THE EXERCISE: Across the entries below, how many lines contain the string "Address"? Give only the count.

SUPPLIED MATERIAL:
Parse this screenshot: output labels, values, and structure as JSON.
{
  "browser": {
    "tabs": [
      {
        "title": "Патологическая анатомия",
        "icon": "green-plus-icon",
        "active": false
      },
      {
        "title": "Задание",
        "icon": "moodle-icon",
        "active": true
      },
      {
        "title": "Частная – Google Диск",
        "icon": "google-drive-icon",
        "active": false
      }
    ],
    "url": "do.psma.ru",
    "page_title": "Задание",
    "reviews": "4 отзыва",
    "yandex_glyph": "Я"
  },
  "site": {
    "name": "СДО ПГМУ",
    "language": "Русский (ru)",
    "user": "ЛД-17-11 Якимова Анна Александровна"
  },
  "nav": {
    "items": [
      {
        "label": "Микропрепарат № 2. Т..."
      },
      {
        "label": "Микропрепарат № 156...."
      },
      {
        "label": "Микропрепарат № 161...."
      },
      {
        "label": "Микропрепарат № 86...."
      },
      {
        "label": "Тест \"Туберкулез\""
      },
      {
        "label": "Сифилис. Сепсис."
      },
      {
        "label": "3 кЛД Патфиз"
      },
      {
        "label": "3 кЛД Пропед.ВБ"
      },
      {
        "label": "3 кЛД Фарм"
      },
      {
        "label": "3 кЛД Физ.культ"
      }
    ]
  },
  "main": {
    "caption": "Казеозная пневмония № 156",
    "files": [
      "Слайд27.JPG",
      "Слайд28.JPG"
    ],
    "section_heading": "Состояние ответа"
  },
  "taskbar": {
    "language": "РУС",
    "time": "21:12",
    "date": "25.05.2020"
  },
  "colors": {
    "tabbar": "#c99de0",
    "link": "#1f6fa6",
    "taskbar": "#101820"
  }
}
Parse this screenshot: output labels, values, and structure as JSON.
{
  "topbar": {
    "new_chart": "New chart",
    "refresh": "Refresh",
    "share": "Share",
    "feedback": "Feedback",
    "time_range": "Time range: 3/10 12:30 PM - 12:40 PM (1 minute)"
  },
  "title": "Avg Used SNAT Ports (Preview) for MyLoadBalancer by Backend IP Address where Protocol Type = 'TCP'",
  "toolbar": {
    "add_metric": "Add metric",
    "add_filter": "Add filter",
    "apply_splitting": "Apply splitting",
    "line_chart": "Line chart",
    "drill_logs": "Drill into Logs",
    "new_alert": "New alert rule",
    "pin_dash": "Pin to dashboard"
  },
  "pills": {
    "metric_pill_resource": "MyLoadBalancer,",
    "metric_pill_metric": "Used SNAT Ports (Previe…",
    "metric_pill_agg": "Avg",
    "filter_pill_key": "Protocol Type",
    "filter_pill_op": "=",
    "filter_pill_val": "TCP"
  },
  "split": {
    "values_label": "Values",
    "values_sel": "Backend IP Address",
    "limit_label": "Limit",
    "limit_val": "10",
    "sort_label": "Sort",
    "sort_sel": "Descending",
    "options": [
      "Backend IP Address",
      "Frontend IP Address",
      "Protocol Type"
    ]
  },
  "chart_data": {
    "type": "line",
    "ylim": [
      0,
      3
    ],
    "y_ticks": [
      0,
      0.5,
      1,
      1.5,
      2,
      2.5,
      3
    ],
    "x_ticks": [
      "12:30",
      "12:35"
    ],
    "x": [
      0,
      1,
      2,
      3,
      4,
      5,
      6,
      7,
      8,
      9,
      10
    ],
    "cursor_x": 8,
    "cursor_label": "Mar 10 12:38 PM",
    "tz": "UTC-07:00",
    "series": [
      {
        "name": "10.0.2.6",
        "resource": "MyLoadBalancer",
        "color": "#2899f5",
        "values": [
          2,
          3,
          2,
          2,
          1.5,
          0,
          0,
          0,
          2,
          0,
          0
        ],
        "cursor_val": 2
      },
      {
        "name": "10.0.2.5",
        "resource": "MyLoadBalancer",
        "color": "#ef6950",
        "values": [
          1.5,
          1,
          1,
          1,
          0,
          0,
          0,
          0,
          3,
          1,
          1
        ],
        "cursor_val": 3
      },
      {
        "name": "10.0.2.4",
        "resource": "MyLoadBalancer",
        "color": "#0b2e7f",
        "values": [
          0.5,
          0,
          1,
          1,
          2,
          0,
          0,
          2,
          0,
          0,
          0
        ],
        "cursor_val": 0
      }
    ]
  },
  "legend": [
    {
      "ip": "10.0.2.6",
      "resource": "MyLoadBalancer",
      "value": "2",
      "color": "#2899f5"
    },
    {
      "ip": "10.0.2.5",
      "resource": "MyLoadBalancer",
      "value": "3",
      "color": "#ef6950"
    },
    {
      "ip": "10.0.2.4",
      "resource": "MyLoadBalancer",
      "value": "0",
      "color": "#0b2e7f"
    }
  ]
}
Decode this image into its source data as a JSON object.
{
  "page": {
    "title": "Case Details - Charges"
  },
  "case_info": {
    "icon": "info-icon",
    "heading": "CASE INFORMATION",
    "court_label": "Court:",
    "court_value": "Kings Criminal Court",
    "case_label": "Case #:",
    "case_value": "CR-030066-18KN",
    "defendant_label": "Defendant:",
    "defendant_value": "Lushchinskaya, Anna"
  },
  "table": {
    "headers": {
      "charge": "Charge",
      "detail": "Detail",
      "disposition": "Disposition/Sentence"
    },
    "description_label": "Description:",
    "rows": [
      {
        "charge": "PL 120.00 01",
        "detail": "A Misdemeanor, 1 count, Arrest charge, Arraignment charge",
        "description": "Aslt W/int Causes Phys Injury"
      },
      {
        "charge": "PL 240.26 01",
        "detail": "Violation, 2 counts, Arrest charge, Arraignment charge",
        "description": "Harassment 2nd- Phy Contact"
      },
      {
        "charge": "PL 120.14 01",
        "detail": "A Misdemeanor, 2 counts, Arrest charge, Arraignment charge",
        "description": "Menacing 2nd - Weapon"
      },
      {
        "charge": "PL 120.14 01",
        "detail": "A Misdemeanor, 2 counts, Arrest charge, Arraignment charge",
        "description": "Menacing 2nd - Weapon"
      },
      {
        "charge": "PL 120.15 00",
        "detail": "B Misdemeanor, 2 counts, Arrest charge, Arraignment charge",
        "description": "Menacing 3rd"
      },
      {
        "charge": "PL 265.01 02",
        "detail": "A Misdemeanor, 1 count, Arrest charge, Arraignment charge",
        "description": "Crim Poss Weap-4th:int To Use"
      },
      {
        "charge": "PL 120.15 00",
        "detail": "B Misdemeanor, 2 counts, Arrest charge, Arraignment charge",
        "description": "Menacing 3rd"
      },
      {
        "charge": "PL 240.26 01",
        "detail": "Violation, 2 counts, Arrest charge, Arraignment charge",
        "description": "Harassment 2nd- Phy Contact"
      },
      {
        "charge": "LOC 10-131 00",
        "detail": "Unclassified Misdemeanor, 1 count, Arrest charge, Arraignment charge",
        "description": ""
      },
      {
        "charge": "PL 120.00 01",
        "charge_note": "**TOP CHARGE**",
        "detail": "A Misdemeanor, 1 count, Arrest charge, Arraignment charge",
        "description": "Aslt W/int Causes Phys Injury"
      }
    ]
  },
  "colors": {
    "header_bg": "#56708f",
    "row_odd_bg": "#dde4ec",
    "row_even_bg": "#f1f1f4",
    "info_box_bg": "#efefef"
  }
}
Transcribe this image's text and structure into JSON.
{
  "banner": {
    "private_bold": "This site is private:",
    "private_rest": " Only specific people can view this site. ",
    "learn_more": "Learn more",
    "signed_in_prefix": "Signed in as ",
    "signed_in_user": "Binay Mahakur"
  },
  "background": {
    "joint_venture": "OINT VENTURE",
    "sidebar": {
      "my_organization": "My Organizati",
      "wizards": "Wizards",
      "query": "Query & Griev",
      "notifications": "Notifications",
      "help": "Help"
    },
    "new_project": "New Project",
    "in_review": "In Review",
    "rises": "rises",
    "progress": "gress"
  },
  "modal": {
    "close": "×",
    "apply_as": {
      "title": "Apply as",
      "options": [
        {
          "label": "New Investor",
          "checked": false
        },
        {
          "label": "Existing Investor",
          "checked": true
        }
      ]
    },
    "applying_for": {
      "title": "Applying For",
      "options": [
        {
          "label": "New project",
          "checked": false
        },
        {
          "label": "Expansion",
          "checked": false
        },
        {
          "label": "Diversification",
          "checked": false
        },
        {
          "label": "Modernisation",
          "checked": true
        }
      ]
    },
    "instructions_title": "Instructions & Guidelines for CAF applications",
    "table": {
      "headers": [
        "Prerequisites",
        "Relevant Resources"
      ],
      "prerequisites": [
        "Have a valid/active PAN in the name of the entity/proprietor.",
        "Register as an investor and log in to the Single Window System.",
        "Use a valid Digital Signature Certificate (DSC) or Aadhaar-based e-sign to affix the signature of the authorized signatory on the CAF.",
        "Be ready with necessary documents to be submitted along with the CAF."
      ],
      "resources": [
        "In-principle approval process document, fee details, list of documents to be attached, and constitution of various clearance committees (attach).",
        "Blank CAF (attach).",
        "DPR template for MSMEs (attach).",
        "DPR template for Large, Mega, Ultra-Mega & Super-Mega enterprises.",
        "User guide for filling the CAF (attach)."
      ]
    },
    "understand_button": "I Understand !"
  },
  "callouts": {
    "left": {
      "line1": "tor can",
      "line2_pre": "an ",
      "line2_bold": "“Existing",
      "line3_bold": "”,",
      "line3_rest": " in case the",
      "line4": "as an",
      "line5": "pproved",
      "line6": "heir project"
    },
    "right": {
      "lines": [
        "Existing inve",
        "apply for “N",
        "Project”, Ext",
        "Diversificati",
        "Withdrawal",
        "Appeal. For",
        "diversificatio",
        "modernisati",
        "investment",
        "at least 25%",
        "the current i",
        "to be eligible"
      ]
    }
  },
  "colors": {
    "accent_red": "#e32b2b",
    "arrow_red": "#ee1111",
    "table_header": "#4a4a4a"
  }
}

TASK ANSWER: 4